** Short problem **
In the Interset high availability article, how many servers does the infrastructure it assumes contain?

--- BEGIN Passage ---

Follow

How To: Configure High Availability for the Interset 3.1.5 Platform

WE STRONGLY RECOMMEND USING THE ATTACHED FILES THAT CAN BE MODIFIED TO MEET ENVIRONMENT

 

Infrastructure

This article is written assuming a 9 server infrastructure, and will utilize the roles outlined below:

Note: zk = zookeeper

ha-ft-reporting (investigator)
ha-ft-analytics (zk server1, hdfs journalnode1, spark master1, ingest, analytics, investigator)

ha-ft-master01 (zk server2, hdfs zk failover controller1, hdfs journalnode2, namenode1, hbase master1)
ha-ft-master02 (zk server3, hdfs zk failover controller2, hdfs journalnode3, namenode2, hbase master2)

--- END Passage ---
--- BEGIN Supplied information ---

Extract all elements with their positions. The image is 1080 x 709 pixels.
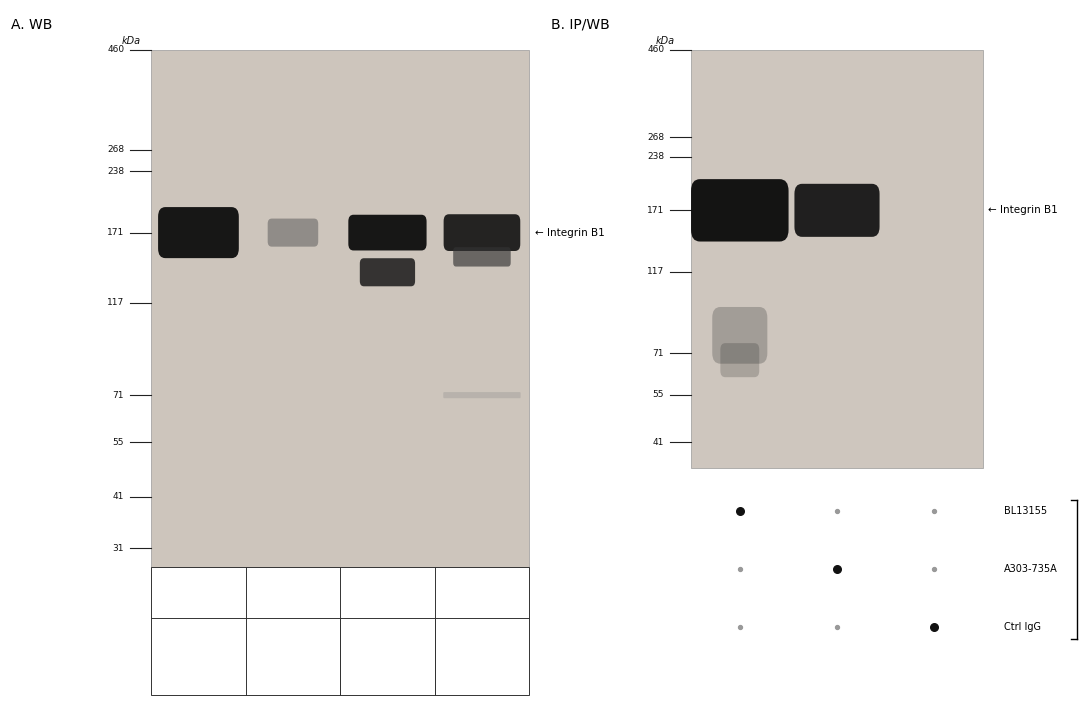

--- END Supplied information ---

** Answer below **
Nine servers.